- [To be done]: Reproduce the entries in full, with no changes.

Dataset items
________________________

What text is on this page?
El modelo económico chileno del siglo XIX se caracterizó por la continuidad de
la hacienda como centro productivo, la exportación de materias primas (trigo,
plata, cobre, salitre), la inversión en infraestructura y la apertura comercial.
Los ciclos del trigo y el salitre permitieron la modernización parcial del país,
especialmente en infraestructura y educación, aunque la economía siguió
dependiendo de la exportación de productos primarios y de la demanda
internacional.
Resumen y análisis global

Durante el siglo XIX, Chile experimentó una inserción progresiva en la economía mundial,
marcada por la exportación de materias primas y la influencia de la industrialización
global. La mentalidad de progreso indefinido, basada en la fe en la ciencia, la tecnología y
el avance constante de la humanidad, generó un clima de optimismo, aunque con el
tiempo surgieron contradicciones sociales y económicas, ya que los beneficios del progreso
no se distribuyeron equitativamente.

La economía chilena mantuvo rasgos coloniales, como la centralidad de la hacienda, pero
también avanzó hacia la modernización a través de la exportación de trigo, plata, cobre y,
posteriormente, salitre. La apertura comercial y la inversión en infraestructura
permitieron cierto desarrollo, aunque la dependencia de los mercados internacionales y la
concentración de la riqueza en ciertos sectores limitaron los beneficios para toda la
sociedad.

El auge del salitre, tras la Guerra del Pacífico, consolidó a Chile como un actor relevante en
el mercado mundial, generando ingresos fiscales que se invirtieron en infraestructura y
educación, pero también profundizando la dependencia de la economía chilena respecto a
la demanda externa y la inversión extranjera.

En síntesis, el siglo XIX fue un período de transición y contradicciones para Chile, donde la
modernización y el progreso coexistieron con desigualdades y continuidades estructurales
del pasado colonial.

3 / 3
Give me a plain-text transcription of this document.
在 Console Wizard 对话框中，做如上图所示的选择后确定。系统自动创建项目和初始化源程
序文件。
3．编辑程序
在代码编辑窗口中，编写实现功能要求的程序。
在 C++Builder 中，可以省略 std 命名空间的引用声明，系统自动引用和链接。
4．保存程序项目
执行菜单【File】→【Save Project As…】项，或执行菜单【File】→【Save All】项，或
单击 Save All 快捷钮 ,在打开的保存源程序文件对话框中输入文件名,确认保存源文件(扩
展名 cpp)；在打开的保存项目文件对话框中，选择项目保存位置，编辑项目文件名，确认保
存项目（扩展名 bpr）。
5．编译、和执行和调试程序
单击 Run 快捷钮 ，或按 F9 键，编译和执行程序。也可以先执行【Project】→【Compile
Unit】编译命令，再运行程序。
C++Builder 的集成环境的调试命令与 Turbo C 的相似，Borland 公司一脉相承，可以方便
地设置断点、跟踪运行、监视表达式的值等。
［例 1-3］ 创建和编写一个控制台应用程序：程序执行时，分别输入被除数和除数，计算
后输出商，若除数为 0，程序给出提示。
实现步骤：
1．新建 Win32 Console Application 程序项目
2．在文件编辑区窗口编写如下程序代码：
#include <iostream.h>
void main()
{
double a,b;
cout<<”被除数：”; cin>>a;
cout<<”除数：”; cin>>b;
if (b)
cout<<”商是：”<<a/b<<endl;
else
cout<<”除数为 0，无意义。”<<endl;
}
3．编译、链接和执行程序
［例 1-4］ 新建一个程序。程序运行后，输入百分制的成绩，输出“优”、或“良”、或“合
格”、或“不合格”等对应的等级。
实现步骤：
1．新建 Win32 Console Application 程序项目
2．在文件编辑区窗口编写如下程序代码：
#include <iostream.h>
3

________________________

- [Task result]:
What text is on this page?
El modelo económico chileno del siglo XIX se caracterizó por la continuidad de
la hacienda como centro productivo, la exportación de materias primas (trigo,
plata, cobre, salitre), la inversión en infraestructura y la apertura comercial.
Los ciclos del trigo y el salitre permitieron la modernización parcial del país,
especialmente en infraestructura y educación, aunque la economía siguió
dependiendo de la exportación de productos primarios y de la demanda
internacional.
Resumen y análisis global

Durante el siglo XIX, Chile experimentó una inserción progresiva en la economía mundial,
marcada por la exportación de materias primas y la influencia de la industrialización
global. La mentalidad de progreso indefinido, basada en la fe en la ciencia, la tecnología y
el avance constante de la humanidad, generó un clima de optimismo, aunque con el
tiempo surgieron contradicciones sociales y económicas, ya que los beneficios del progreso
no se distribuyeron equitativamente.

La economía chilena mantuvo rasgos coloniales, como la centralidad de la hacienda, pero
también avanzó hacia la modernización a través de la exportación de trigo, plata, cobre y,
posteriormente, salitre. La apertura comercial y la inversión en infraestructura
permitieron cierto desarrollo, aunque la dependencia de los mercados internacionales y la
concentración de la riqueza en ciertos sectores limitaron los beneficios para toda la
sociedad.

El auge del salitre, tras la Guerra del Pacífico, consolidó a Chile como un actor relevante en
el mercado mundial, generando ingresos fiscales que se invirtieron en infraestructura y
educación, pero también profundizando la dependencia de la economía chilena respecto a
la demanda externa y la inversión extranjera.

En síntesis, el siglo XIX fue un período de transición y contradicciones para Chile, donde la
modernización y el progreso coexistieron con desigualdades y continuidades estructurales
del pasado colonial.

3 / 3
Give me a plain-text transcription of this document.
在 Console Wizard 对话框中，做如上图所示的选择后确定。系统自动创建项目和初始化源程
序文件。
3．编辑程序
在代码编辑窗口中，编写实现功能要求的程序。
在 C++Builder 中，可以省略 std 命名空间的引用声明，系统自动引用和链接。
4．保存程序项目
执行菜单【File】→【Save Project As…】项，或执行菜单【File】→【Save All】项，或
单击 Save All 快捷钮 ,在打开的保存源程序文件对话框中输入文件名,确认保存源文件(扩
展名 cpp)；在打开的保存项目文件对话框中，选择项目保存位置，编辑项目文件名，确认保
存项目（扩展名 bpr）。
5．编译、和执行和调试程序
单击 Run 快捷钮 ，或按 F9 键，编译和执行程序。也可以先执行【Project】→【Compile
Unit】编译命令，再运行程序。
C++Builder 的集成环境的调试命令与 Turbo C 的相似，Borland 公司一脉相承，可以方便
地设置断点、跟踪运行、监视表达式的值等。
［例 1-3］ 创建和编写一个控制台应用程序：程序执行时，分别输入被除数和除数，计算
后输出商，若除数为 0，程序给出提示。
实现步骤：
1．新建 Win32 Console Application 程序项目
2．在文件编辑区窗口编写如下程序代码：
#include <iostream.h>
void main()
{
double a,b;
cout<<”被除数：”; cin>>a;
cout<<”除数：”; cin>>b;
if (b)
cout<<”商是：”<<a/b<<endl;
else
cout<<”除数为 0，无意义。”<<endl;
}
3．编译、链接和执行程序
［例 1-4］ 新建一个程序。程序运行后，输入百分制的成绩，输出“优”、或“良”、或“合
格”、或“不合格”等对应的等级。
实现步骤：
1．新建 Win32 Console Application 程序项目
2．在文件编辑区窗口编写如下程序代码：
#include <iostream.h>
3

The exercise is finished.